AIM: Copy out each line of the material in which the word "Adjacent" appears.

PROVIDED DATA:
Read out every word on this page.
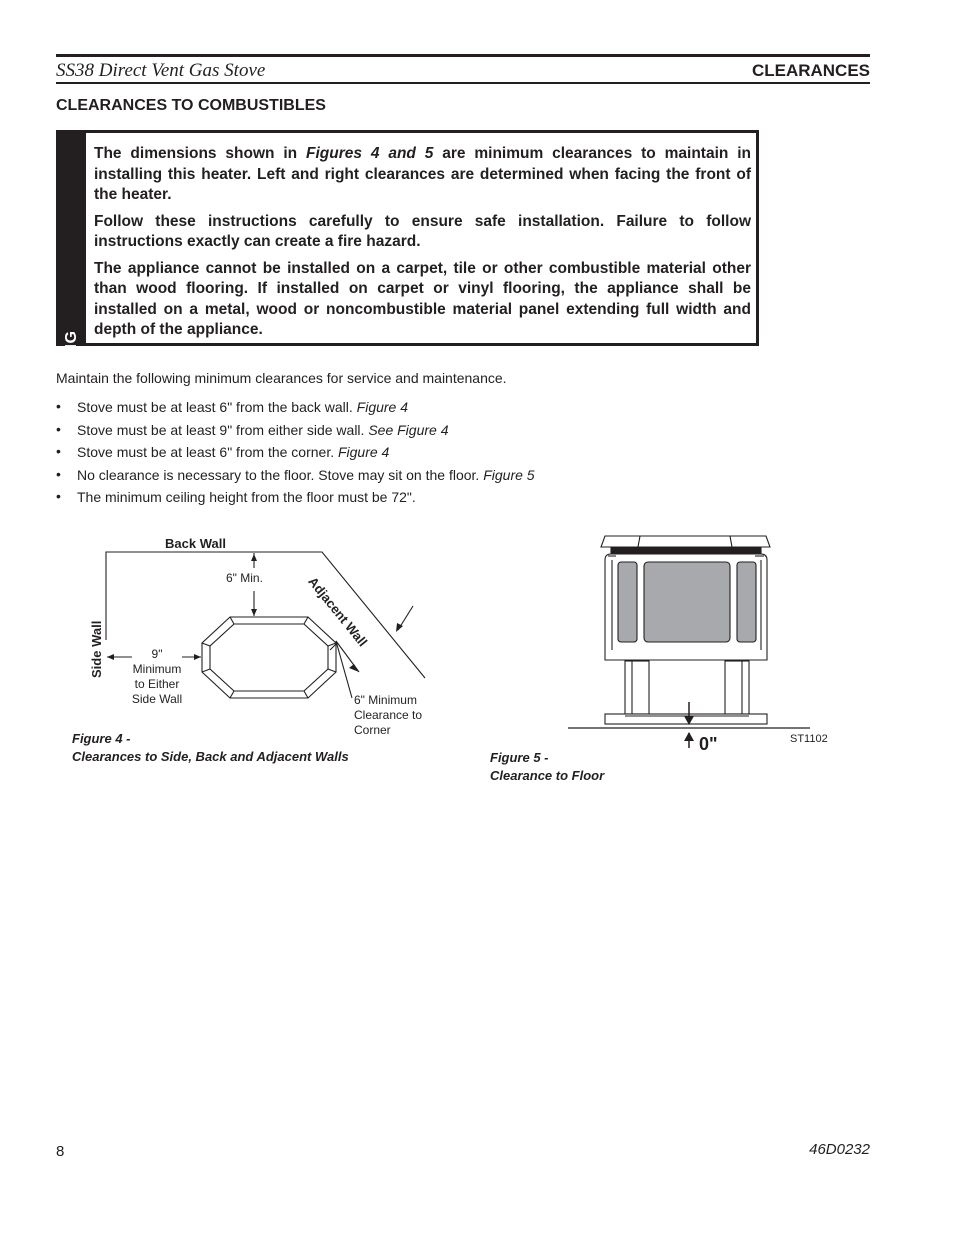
SS38 Direct Vent Gas Stove	CLEARANCES
CLEARANCES TO COMBUSTIBLES
WARNING

The dimensions shown in Figures 4 and 5 are minimum clearances to maintain in installing this heater. Left and right clearances are determined when facing the front of the heater.

Follow these instructions carefully to ensure safe installation. Failure to follow instructions exactly can create a fire hazard.

The appliance cannot be installed on a carpet, tile or other combustible material other than wood flooring. If installed on carpet or vinyl flooring, the appliance shall be installed on a metal, wood or noncombustible material panel extending full width and depth of the appliance.

Maintain the following minimum clearances for service and maintenance.
• Stove must be at least 6" from the back wall. Figure 4
• Stove must be at least 9" from either side wall. See Figure 4
• Stove must be at least 6" from the corner. Figure 4
• No clearance is necessary to the floor. Stove may sit on the floor. Figure 5
• The minimum ceiling height from the floor must be 72".
Back Wall
Adjacent Wall
Side Wall
6" Min.
9"
Minimum
to Either
Side Wall	6" Minimum
Clearance to
Corner
Figure 4 -
Clearances to Side, Back and Adjacent Walls
0"	ST1102
Figure 5 -
Clearance to Floor
8	46D0232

RESPONSE TO THIS EXERCISE:
Adjacent Wall
Clearances to Side, Back and Adjacent Walls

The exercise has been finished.